>> START Input records

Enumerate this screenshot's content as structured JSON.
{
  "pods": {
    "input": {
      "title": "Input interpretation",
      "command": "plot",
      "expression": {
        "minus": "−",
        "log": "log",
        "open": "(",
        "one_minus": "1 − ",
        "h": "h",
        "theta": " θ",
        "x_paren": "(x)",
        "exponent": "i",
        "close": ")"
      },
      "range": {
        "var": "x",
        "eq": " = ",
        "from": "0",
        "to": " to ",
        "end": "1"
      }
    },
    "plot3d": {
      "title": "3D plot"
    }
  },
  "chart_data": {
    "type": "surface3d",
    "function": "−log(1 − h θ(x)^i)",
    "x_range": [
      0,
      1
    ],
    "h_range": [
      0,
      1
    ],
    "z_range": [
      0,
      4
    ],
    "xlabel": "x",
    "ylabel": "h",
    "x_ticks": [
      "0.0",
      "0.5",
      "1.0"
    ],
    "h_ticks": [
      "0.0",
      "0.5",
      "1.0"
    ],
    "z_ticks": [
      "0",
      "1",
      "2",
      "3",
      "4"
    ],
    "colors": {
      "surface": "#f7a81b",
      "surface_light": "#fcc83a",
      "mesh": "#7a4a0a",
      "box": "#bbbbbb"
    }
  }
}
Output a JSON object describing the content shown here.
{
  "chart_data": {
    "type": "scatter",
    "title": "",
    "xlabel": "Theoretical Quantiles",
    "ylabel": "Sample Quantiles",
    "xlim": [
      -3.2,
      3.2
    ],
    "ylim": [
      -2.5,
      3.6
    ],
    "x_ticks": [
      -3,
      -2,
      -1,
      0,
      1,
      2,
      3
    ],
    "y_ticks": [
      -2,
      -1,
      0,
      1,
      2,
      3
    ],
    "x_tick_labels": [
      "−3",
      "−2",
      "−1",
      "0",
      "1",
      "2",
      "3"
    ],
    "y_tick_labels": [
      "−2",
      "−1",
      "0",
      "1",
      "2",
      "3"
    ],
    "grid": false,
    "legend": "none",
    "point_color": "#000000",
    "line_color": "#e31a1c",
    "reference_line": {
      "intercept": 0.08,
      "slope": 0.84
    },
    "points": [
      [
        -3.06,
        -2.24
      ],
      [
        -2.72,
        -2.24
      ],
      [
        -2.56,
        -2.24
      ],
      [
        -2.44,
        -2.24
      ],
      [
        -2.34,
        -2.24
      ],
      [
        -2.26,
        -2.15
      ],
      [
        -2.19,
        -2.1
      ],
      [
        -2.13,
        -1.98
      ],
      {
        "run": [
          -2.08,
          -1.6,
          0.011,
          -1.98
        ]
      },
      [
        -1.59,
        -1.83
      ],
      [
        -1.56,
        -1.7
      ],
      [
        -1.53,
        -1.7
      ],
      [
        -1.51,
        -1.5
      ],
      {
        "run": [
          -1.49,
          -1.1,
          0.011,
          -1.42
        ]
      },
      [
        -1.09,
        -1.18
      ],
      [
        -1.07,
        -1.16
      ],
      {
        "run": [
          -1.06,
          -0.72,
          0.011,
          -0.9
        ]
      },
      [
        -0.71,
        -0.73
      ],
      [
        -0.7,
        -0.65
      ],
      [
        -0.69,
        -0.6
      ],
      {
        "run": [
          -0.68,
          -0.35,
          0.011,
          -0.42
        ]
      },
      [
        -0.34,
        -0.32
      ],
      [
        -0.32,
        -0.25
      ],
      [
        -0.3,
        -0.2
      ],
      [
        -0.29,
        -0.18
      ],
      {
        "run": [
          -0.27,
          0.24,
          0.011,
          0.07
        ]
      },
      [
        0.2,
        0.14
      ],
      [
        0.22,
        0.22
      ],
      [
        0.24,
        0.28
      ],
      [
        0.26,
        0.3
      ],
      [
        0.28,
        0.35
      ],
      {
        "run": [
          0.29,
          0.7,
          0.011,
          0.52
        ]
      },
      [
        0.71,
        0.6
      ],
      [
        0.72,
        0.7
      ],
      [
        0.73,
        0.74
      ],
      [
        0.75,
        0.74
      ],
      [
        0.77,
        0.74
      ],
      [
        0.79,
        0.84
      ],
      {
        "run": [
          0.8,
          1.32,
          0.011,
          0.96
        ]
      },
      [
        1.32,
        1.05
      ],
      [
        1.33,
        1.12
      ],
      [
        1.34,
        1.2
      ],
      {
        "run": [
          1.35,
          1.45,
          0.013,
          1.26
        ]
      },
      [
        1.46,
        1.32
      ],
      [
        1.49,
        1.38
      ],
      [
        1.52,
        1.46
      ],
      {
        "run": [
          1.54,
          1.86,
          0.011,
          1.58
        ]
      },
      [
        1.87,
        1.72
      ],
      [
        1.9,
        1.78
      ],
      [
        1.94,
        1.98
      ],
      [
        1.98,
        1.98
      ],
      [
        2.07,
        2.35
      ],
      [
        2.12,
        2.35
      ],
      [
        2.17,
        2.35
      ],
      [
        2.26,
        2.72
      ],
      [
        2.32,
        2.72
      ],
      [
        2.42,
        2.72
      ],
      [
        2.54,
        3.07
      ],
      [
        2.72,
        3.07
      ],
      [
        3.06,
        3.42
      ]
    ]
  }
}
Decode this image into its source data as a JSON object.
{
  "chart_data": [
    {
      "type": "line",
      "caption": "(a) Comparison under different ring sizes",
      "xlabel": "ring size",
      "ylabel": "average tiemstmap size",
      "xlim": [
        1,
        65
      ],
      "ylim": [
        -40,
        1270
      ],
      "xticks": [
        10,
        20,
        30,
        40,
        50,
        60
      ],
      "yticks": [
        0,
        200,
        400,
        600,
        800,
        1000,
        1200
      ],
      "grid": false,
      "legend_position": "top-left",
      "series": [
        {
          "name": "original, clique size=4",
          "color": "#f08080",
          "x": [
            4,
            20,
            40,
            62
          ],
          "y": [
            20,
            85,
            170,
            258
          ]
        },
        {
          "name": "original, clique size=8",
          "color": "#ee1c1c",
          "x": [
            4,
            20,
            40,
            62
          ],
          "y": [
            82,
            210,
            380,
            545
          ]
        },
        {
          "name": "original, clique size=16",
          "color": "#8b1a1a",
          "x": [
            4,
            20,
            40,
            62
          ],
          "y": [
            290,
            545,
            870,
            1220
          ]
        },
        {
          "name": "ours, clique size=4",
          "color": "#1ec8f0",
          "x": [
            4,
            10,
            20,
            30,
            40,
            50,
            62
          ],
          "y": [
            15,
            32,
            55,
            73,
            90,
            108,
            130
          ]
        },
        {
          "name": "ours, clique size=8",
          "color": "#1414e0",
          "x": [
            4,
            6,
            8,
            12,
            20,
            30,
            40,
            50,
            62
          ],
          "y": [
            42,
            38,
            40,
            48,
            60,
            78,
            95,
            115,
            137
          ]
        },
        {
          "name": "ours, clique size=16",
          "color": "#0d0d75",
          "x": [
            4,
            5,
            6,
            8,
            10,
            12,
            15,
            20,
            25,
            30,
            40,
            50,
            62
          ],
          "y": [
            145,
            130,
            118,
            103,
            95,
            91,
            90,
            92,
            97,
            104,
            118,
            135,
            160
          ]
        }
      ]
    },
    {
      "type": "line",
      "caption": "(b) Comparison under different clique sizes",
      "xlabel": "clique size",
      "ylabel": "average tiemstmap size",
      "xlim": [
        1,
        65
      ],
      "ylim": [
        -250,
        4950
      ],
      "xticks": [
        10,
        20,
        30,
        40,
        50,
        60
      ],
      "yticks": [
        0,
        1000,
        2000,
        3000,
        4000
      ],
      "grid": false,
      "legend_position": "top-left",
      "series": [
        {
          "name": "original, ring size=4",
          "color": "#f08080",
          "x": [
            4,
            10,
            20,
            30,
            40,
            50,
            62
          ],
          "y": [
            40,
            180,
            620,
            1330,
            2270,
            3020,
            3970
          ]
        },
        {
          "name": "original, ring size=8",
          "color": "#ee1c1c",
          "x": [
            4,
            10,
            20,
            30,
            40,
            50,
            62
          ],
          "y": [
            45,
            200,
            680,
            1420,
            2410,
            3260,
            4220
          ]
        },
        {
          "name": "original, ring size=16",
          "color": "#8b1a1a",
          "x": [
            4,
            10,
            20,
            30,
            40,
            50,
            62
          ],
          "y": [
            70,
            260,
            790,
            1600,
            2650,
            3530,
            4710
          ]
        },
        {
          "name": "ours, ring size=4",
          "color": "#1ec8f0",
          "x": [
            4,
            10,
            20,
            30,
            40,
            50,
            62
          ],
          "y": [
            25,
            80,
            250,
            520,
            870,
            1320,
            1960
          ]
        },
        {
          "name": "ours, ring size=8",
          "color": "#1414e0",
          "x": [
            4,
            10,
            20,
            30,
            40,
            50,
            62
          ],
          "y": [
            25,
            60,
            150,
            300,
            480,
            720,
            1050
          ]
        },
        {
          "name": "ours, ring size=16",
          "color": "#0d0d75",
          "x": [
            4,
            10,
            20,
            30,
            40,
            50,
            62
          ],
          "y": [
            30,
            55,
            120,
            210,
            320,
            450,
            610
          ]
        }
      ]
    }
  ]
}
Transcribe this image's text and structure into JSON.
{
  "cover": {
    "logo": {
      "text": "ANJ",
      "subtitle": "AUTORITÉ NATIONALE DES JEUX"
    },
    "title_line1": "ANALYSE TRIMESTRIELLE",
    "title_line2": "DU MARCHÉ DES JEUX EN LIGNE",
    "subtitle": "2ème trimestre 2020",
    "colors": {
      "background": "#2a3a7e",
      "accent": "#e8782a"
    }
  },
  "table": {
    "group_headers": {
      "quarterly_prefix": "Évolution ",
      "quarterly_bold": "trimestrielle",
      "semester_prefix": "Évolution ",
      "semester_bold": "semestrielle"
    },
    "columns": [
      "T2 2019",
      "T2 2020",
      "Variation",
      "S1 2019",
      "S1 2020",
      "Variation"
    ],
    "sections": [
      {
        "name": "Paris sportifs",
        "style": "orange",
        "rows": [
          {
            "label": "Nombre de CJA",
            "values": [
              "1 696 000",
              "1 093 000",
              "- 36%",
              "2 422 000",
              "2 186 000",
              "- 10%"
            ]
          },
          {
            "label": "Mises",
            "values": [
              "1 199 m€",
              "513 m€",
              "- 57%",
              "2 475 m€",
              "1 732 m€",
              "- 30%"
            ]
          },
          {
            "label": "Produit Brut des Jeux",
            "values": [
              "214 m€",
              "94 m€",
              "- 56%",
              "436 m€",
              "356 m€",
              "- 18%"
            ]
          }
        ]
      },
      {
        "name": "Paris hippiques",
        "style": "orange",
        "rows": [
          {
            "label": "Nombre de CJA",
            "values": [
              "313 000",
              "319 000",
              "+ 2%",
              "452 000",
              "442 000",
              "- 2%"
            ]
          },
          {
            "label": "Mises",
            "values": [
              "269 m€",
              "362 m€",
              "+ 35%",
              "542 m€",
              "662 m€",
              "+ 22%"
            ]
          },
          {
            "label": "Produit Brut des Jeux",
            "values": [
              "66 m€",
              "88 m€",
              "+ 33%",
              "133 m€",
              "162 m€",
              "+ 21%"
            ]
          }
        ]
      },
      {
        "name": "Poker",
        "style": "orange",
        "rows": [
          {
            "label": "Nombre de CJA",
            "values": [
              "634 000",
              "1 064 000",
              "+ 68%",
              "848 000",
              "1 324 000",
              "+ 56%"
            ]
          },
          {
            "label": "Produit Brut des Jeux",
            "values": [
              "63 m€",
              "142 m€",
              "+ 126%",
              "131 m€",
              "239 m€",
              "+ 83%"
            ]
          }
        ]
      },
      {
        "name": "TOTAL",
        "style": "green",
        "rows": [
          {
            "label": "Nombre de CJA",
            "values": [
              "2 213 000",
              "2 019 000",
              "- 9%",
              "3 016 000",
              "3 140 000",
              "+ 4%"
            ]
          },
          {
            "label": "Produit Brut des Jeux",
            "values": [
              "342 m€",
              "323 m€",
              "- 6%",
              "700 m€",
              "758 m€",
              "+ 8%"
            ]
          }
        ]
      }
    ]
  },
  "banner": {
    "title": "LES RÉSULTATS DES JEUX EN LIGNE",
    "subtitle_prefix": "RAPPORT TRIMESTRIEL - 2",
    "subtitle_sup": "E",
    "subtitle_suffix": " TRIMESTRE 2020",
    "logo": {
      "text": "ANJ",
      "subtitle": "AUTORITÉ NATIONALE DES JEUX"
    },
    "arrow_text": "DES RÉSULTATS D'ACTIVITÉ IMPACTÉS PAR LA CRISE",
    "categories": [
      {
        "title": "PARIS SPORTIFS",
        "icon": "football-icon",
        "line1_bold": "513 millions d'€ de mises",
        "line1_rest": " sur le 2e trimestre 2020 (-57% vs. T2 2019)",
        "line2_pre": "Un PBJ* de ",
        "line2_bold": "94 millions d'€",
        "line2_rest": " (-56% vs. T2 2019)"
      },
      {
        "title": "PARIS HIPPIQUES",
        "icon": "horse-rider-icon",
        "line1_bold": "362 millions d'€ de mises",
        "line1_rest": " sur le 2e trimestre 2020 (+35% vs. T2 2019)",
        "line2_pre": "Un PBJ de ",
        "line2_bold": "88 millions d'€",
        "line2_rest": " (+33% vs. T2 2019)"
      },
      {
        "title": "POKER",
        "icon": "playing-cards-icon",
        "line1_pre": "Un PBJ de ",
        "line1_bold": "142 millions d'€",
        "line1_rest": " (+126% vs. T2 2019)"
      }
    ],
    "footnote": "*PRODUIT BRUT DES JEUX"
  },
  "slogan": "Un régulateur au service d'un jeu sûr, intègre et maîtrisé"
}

>> END Input records

- _Work to do_
Scan the data above and copy every line with "this" in it.

- _Exercise solution_
Enumerate this screenshot's content as structured JSON.
Decode this image into its source data as a JSON object.
Transcribe this image's text and structure into JSON.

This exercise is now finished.